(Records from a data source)
|---|
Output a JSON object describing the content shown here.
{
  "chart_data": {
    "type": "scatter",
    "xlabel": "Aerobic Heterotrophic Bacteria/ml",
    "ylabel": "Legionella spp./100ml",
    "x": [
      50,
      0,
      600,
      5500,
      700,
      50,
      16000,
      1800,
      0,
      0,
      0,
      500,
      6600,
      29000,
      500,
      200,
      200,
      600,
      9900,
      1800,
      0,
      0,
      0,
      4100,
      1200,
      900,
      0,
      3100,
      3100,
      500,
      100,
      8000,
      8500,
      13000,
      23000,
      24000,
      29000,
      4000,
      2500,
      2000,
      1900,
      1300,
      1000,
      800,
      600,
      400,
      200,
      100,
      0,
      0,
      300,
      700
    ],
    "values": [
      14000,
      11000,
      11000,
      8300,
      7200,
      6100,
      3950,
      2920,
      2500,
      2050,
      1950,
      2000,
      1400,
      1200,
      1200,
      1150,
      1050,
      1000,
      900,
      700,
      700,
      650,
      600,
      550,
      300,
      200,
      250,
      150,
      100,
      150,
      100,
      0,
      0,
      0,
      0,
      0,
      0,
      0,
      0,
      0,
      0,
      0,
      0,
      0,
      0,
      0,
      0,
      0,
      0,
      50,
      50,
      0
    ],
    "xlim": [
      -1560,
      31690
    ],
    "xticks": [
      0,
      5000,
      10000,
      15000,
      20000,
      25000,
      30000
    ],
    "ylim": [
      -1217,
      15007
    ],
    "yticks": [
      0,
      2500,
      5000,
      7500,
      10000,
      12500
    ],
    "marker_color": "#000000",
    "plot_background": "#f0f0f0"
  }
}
|---|
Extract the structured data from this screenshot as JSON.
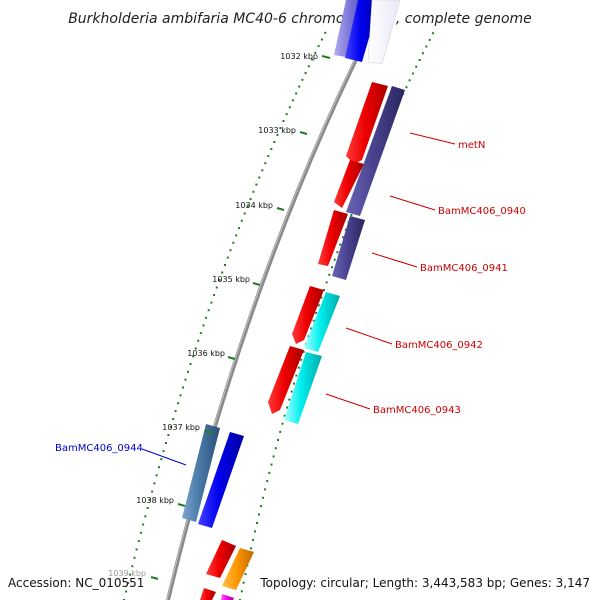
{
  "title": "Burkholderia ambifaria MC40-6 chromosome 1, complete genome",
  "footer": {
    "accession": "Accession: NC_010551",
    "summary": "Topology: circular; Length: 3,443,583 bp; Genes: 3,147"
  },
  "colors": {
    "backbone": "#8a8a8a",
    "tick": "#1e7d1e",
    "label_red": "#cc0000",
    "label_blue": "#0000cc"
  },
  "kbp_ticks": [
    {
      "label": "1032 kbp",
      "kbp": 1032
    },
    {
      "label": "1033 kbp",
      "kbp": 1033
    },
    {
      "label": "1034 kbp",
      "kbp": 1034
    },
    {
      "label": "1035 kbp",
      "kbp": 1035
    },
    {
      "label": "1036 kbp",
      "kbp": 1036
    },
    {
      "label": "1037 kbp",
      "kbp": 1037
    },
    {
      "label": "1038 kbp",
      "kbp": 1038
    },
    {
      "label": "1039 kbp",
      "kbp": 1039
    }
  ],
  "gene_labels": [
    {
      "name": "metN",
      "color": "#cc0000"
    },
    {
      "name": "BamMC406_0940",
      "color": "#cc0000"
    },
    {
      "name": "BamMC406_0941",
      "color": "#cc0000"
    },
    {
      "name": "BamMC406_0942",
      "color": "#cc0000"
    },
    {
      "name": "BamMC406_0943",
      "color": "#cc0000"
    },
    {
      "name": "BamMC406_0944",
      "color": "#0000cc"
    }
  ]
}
|---|
> Try it
Copy each line above that contains the word "JSON".

> Answer below
Output a JSON object describing the content shown here.
Extract the structured data from this screenshot as JSON.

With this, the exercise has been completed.